[Problem details]: Where a line contains the string "ножового", copy that line.

[Collected data]:
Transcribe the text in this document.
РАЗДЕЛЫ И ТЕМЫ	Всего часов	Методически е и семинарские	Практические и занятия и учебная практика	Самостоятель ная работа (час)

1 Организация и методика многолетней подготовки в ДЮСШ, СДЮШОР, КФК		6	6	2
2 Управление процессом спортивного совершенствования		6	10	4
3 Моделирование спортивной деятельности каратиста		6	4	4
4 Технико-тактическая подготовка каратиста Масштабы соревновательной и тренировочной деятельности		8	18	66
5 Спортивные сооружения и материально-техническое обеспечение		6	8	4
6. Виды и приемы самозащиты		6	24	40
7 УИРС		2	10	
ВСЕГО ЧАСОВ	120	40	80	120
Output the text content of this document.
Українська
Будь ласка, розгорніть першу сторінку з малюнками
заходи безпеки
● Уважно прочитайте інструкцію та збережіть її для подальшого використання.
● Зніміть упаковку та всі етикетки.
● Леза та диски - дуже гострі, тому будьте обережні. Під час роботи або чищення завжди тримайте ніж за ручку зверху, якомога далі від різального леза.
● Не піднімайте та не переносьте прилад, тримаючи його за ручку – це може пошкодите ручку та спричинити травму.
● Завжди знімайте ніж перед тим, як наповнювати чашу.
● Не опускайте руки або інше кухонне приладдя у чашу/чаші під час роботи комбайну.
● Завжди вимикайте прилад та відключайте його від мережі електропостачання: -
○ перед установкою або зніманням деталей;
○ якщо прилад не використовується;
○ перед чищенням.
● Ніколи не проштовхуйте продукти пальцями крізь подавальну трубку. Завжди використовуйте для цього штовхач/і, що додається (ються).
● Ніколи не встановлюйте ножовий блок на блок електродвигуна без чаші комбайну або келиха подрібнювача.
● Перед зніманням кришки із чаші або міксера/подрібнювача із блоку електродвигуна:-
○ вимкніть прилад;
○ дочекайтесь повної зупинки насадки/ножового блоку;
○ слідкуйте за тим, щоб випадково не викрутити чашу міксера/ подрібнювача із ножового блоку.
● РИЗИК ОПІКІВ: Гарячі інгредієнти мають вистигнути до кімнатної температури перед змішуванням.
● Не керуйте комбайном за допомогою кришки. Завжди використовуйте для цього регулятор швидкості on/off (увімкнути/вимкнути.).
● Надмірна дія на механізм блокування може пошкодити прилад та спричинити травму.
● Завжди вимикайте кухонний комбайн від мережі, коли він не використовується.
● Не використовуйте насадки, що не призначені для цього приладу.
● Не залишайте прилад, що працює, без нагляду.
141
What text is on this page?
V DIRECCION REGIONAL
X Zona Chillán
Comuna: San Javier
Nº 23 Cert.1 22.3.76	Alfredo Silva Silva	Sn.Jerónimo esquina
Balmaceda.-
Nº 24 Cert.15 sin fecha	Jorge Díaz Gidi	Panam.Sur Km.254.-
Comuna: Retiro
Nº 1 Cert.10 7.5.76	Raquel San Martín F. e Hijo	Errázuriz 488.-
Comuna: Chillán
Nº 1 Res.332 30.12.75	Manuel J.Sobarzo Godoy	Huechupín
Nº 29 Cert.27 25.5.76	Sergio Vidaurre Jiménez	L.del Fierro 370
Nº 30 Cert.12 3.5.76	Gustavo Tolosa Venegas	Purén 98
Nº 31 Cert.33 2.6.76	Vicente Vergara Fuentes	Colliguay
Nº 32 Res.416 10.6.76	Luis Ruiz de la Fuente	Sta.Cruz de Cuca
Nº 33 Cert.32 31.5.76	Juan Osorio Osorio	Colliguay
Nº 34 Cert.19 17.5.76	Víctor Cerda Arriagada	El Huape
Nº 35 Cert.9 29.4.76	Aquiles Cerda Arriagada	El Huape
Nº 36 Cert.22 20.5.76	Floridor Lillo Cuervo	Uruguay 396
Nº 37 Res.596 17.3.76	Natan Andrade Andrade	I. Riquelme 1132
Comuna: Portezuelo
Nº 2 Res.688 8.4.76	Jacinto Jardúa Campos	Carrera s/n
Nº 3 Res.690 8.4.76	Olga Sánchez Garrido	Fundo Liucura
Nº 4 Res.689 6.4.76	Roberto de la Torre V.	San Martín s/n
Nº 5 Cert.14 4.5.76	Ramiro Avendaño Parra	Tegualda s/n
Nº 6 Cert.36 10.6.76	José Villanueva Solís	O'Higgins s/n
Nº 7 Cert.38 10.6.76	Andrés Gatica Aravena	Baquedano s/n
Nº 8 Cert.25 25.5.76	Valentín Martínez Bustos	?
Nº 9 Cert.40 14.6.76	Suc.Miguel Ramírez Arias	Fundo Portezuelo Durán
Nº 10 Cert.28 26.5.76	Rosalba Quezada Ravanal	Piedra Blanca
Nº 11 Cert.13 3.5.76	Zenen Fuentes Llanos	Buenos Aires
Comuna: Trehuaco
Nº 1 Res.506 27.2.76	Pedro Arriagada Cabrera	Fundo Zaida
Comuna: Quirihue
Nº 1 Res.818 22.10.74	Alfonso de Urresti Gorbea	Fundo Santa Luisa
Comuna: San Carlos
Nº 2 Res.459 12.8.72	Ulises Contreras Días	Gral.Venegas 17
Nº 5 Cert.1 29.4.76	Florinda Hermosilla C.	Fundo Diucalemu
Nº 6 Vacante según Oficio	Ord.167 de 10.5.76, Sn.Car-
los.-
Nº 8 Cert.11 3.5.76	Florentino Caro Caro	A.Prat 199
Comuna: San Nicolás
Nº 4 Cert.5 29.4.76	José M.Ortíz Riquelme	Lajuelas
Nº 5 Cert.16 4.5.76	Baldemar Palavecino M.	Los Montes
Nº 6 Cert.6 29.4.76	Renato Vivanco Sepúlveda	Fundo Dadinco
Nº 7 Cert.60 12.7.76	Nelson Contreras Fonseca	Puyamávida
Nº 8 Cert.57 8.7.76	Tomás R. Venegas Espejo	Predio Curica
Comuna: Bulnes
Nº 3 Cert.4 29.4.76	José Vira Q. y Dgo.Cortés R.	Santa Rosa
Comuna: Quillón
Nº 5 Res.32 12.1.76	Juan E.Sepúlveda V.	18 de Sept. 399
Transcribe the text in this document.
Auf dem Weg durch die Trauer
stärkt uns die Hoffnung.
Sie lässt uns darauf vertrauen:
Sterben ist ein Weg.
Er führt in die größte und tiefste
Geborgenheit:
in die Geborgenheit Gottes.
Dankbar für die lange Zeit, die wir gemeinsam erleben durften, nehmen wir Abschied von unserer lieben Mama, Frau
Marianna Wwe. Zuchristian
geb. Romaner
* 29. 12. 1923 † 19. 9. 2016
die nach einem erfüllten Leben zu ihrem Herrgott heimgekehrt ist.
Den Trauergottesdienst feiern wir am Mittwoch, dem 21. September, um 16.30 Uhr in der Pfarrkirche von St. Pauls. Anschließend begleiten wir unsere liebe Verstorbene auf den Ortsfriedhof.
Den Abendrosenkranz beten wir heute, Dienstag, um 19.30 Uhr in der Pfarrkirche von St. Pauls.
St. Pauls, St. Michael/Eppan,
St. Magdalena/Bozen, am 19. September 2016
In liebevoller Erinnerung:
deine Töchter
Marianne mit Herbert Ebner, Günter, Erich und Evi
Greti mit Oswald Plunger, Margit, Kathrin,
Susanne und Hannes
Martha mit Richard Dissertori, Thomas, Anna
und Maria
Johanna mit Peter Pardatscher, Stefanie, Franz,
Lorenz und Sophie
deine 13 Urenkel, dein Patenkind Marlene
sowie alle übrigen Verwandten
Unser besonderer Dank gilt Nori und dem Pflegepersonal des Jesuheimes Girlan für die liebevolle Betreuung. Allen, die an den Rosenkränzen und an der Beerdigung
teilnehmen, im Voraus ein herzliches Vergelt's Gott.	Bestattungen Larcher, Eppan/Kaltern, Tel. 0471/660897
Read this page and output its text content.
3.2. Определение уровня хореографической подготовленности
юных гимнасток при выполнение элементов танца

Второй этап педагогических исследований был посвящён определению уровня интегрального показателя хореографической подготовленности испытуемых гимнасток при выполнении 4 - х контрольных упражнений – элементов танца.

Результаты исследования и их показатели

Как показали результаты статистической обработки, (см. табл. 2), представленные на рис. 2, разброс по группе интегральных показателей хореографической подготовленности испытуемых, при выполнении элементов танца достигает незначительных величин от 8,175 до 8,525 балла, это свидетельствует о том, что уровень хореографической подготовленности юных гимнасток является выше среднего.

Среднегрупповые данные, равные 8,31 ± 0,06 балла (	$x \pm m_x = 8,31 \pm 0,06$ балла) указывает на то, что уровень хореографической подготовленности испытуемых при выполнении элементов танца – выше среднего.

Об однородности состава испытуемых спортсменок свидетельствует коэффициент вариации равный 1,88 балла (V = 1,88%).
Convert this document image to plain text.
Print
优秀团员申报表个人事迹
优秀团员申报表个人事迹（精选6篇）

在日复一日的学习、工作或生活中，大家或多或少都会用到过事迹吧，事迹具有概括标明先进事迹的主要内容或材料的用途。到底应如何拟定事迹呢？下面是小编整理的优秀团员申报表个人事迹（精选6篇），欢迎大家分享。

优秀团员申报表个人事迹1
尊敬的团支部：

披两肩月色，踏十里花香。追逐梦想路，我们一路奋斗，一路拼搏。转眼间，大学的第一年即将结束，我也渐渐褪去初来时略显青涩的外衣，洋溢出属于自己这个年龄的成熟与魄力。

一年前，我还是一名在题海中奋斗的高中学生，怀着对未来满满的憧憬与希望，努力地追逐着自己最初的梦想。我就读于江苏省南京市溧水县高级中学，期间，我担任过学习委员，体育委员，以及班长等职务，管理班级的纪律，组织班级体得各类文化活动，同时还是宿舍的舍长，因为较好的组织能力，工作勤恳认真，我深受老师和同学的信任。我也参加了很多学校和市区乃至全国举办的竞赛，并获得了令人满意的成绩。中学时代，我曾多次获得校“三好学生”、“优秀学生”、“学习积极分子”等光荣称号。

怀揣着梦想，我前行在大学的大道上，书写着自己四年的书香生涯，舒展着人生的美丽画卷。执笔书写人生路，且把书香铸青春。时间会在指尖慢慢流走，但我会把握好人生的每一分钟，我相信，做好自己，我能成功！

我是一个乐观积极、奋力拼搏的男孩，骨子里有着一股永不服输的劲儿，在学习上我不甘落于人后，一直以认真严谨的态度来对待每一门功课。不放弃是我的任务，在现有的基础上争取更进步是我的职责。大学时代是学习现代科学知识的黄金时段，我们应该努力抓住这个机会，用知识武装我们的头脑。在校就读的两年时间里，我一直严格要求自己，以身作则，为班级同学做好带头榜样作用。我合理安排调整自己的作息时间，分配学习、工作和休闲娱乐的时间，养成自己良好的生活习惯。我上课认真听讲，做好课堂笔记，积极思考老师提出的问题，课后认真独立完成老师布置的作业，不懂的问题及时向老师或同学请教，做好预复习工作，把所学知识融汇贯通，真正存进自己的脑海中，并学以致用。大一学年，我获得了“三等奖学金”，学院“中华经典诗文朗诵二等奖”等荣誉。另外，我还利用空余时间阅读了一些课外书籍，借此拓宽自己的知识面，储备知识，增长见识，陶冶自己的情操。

[Expected answer]:
○ дочекайтесь повної зупинки насадки/ножового блоку;
○ слідкуйте за тим, щоб випадково не викрутити чашу міксера/ подрібнювача із ножового блоку.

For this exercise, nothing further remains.